Dataset entries
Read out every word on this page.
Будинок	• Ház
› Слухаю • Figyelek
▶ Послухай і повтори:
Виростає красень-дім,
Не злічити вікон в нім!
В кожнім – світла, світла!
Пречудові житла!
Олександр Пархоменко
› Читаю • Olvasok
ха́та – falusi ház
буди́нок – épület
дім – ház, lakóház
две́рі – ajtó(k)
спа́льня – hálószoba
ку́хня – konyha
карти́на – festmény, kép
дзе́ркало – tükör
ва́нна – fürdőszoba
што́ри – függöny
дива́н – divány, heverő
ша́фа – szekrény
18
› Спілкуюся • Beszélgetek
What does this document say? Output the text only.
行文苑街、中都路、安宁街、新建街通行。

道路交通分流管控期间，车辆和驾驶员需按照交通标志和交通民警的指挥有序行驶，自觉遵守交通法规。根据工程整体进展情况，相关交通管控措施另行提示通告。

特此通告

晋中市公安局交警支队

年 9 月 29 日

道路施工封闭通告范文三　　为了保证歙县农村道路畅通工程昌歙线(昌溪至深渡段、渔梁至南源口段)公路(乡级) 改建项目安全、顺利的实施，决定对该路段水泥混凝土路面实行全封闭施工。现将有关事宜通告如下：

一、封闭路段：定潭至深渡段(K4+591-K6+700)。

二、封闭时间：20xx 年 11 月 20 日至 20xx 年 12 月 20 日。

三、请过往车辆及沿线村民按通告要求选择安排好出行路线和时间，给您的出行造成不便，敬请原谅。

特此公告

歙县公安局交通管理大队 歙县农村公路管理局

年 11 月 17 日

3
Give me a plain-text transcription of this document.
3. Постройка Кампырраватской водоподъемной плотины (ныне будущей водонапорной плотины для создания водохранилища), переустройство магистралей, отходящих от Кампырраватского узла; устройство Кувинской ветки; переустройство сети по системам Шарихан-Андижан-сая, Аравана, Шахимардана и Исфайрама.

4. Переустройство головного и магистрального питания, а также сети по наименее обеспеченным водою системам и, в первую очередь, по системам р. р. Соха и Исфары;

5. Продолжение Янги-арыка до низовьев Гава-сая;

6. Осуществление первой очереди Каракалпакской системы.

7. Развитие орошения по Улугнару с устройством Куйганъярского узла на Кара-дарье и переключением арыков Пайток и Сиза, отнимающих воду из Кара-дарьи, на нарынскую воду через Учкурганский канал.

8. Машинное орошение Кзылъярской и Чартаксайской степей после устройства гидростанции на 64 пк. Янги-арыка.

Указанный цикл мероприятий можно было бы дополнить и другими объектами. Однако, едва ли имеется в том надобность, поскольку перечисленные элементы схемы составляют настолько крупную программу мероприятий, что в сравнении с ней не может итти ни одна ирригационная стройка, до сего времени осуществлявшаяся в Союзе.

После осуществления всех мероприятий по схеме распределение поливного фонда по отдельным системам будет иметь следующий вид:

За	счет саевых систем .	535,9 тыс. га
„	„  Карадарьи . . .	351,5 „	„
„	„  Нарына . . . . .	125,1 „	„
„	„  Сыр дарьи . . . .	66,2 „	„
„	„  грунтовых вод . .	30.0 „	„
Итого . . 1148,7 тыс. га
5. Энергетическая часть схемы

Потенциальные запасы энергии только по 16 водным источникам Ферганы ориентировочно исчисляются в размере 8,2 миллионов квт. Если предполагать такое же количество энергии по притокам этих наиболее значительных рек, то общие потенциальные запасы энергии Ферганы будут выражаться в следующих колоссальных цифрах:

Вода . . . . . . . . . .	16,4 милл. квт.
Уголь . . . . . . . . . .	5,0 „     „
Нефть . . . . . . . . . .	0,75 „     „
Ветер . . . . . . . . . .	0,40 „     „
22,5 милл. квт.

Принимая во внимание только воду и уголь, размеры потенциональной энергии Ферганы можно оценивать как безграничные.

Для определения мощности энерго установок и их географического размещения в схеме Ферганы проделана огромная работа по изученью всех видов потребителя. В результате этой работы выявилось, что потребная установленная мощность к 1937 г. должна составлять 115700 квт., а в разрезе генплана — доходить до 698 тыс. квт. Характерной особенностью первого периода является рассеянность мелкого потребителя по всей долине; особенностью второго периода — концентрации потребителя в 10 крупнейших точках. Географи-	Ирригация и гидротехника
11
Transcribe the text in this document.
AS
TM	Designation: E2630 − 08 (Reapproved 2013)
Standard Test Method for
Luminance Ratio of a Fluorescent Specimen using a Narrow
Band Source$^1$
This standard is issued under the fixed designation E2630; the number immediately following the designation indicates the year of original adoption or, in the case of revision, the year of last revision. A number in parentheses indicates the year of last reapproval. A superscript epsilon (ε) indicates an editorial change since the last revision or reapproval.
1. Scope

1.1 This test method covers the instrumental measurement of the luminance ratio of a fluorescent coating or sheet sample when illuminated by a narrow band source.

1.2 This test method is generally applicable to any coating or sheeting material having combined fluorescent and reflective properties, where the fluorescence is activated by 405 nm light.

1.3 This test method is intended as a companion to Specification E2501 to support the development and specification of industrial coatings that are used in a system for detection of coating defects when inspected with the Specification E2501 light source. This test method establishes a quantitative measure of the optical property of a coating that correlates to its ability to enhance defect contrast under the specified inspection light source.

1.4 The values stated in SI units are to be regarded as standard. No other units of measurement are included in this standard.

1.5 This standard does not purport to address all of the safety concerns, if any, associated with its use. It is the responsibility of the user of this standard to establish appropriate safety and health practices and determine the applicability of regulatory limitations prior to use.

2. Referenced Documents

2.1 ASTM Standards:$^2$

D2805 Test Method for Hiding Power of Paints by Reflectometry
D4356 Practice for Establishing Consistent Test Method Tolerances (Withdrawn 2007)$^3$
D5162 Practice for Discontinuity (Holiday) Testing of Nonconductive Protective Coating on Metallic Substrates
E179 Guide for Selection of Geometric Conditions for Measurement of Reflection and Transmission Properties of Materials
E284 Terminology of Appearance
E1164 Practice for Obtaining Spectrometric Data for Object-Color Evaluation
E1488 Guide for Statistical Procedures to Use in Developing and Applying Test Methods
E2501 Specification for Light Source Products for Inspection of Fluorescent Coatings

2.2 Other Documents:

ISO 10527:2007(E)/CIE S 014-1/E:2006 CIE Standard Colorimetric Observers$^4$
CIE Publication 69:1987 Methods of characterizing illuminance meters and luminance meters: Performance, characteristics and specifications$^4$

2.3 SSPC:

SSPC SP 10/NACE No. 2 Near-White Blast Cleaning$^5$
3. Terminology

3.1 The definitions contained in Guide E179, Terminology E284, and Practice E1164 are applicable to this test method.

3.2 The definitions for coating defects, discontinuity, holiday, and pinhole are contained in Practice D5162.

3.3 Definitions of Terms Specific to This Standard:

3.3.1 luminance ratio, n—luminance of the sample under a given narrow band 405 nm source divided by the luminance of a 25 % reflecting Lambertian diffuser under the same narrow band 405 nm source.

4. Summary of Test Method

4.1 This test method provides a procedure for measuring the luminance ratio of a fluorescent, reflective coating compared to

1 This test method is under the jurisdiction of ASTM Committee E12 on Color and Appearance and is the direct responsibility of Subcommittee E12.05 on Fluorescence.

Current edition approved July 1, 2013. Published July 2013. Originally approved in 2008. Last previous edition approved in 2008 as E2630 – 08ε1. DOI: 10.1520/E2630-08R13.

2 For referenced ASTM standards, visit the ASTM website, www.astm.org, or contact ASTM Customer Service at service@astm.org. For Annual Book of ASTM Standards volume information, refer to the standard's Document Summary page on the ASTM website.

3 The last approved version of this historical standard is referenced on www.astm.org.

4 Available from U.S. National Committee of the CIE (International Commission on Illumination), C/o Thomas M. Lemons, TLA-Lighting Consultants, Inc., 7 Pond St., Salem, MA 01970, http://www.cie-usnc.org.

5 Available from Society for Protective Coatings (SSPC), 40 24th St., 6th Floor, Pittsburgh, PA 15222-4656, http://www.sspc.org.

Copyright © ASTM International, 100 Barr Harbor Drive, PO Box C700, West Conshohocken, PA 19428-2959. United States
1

* _Aim of the exercise_: Go through the records and gather the lines that hold "Methods".

* _Response to this task_:
E1488 Guide for Statistical Procedures to Use in Developing and Applying Test Methods
CIE Publication 69:1987 Methods of characterizing illuminance meters and luminance meters: Performance, characteristics and specifications$^4$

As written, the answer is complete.